BEGIN Dataset records
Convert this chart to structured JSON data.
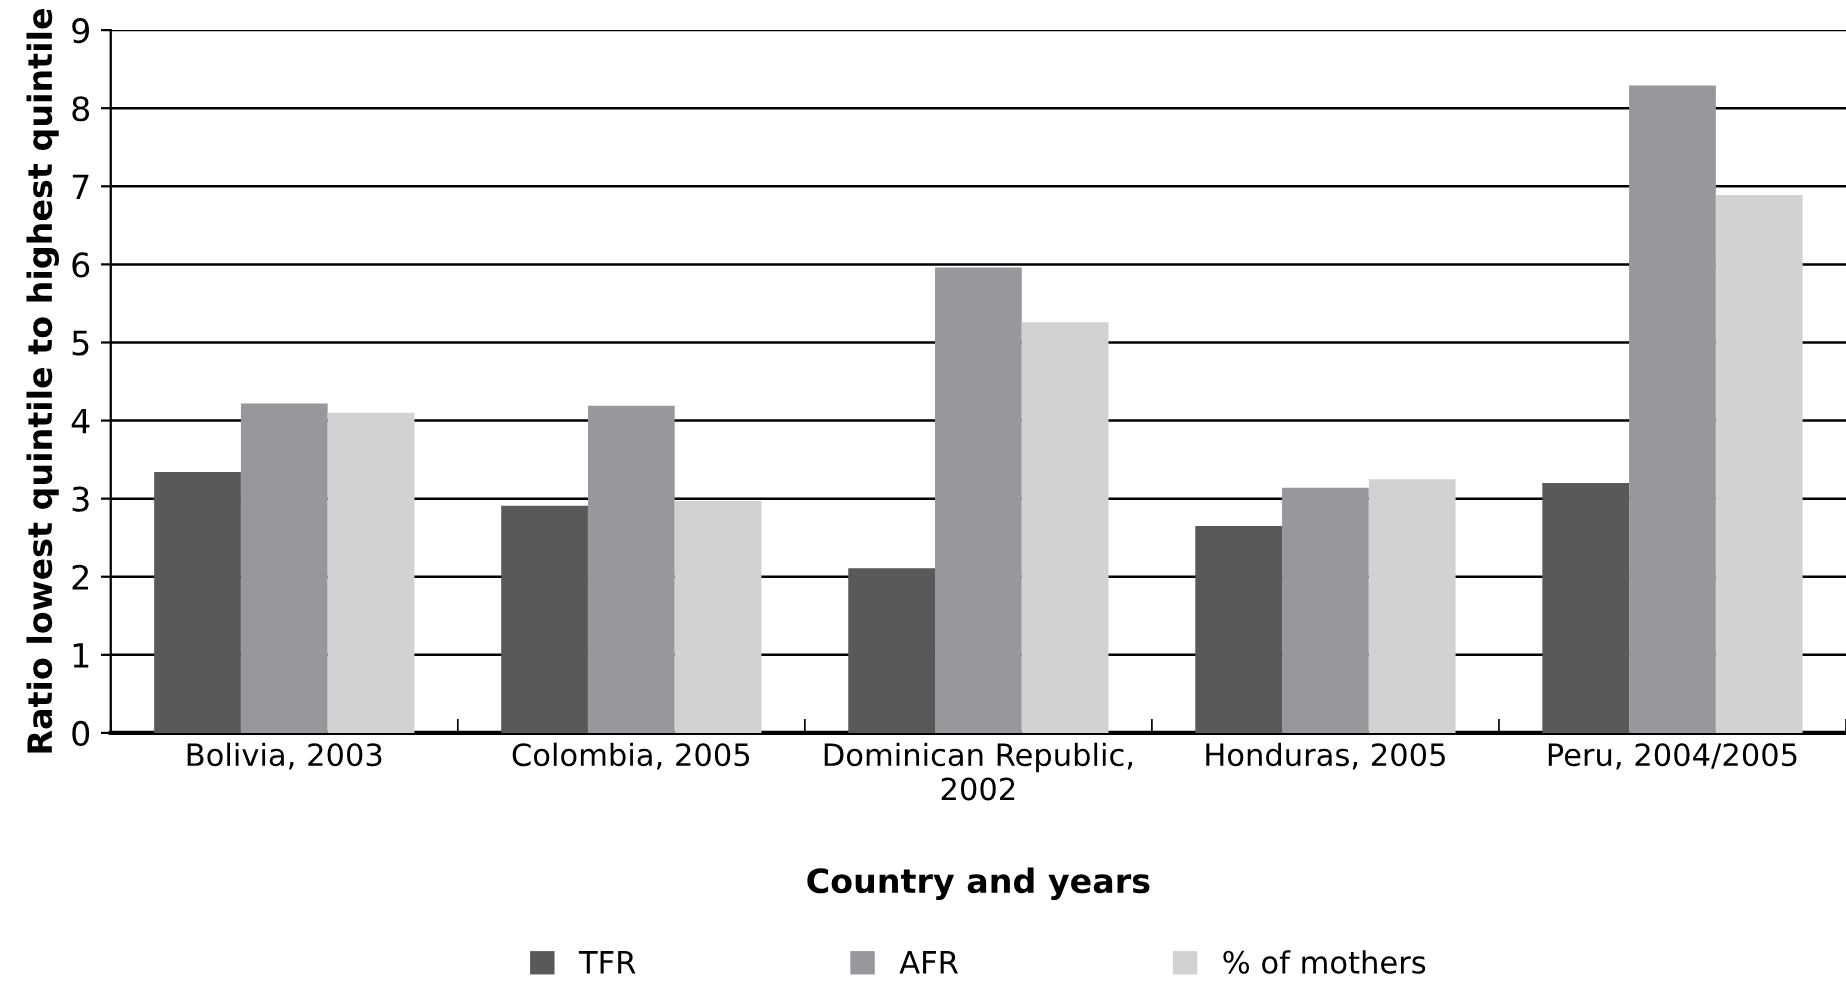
{
  "chart_data": {
    "type": "bar",
    "xlabel": "Country and years",
    "ylabel": "Ratio lowest quintile to highest quintile",
    "categories": [
      "Bolivia, 2003",
      "Colombia, 2005",
      "Dominican Republic,\n2002",
      "Honduras, 2005",
      "Peru, 2004/2005"
    ],
    "series": [
      {
        "name": "TFR",
        "color": "#58595b",
        "values": [
          3.34,
          2.91,
          2.11,
          2.65,
          3.2
        ]
      },
      {
        "name": "AFR",
        "color": "#97989b",
        "values": [
          4.22,
          4.19,
          5.96,
          3.14,
          8.29
        ]
      },
      {
        "name": "% of mothers",
        "color": "#d1d2d4",
        "values": [
          4.1,
          2.97,
          5.26,
          3.25,
          6.89
        ]
      }
    ],
    "ylim": [
      0,
      9
    ],
    "yticks": [
      0,
      1,
      2,
      3,
      4,
      5,
      6,
      7,
      8,
      9
    ],
    "grid": "y",
    "legend": "bottom"
  }
}
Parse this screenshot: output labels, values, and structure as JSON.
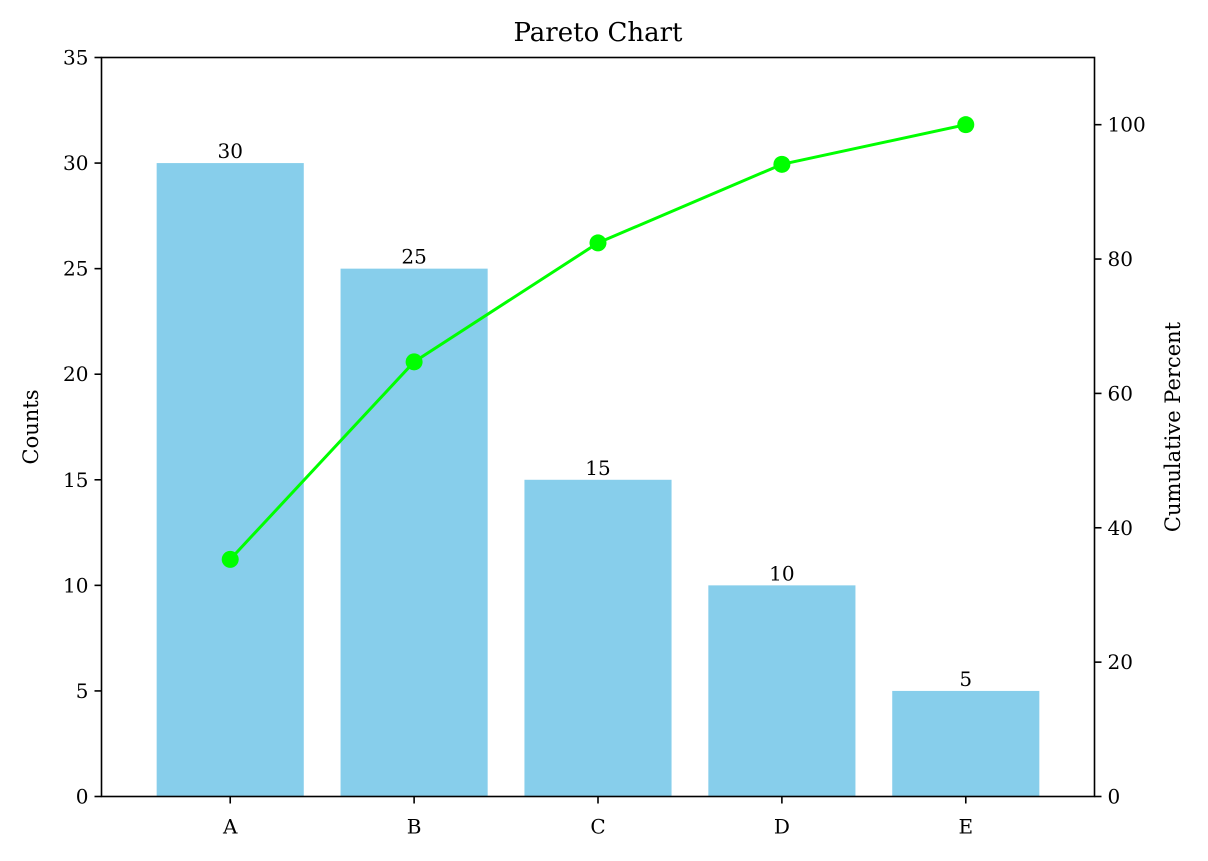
{
  "chart_data": {
    "type": "bar",
    "title": "Pareto Chart",
    "categories": [
      "A",
      "B",
      "C",
      "D",
      "E"
    ],
    "series": [
      {
        "type": "bar",
        "values": [
          30,
          25,
          15,
          10,
          5
        ],
        "axis": "left"
      },
      {
        "type": "line",
        "values": [
          35.3,
          64.7,
          82.4,
          94.1,
          100.0
        ],
        "axis": "right",
        "marker": "circle"
      }
    ],
    "data_labels": [
      "30",
      "25",
      "15",
      "10",
      "5"
    ],
    "ylabel": "Counts",
    "ylabel_right": "Cumulative Percent",
    "ylim": [
      0,
      35
    ],
    "ylim_right": [
      0,
      110
    ],
    "yticks": [
      0,
      5,
      10,
      15,
      20,
      25,
      30,
      35
    ],
    "yticks_right": [
      0,
      20,
      40,
      60,
      80,
      100
    ],
    "grid": false,
    "colors": {
      "bar": "#87CEEB",
      "line": "#00FF00",
      "axes": "#000000"
    }
  }
}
END Dataset records
### The request:
Do not include the images; transcribe the rest of the listing exactly.

### Problem solution:
Convert this chart to structured JSON data.
{
  "chart_data": {
    "type": "bar",
    "xlabel": "Country and years",
    "ylabel": "Ratio lowest quintile to highest quintile",
    "categories": [
      "Bolivia, 2003",
      "Colombia, 2005",
      "Dominican Republic,\n2002",
      "Honduras, 2005",
      "Peru, 2004/2005"
    ],
    "series": [
      {
        "name": "TFR",
        "color": "#58595b",
        "values": [
          3.34,
          2.91,
          2.11,
          2.65,
          3.2
        ]
      },
      {
        "name": "AFR",
        "color": "#97989b",
        "values": [
          4.22,
          4.19,
          5.96,
          3.14,
          8.29
        ]
      },
      {
        "name": "% of mothers",
        "color": "#d1d2d4",
        "values": [
          4.1,
          2.97,
          5.26,
          3.25,
          6.89
        ]
      }
    ],
    "ylim": [
      0,
      9
    ],
    "yticks": [
      0,
      1,
      2,
      3,
      4,
      5,
      6,
      7,
      8,
      9
    ],
    "grid": "y",
    "legend": "bottom"
  }
}
Parse this screenshot: output labels, values, and structure as JSON.
{
  "chart_data": {
    "type": "bar",
    "title": "Pareto Chart",
    "categories": [
      "A",
      "B",
      "C",
      "D",
      "E"
    ],
    "series": [
      {
        "type": "bar",
        "values": [
          30,
          25,
          15,
          10,
          5
        ],
        "axis": "left"
      },
      {
        "type": "line",
        "values": [
          35.3,
          64.7,
          82.4,
          94.1,
          100.0
        ],
        "axis": "right",
        "marker": "circle"
      }
    ],
    "data_labels": [
      "30",
      "25",
      "15",
      "10",
      "5"
    ],
    "ylabel": "Counts",
    "ylabel_right": "Cumulative Percent",
    "ylim": [
      0,
      35
    ],
    "ylim_right": [
      0,
      110
    ],
    "yticks": [
      0,
      5,
      10,
      15,
      20,
      25,
      30,
      35
    ],
    "yticks_right": [
      0,
      20,
      40,
      60,
      80,
      100
    ],
    "grid": false,
    "colors": {
      "bar": "#87CEEB",
      "line": "#00FF00",
      "axes": "#000000"
    }
  }
}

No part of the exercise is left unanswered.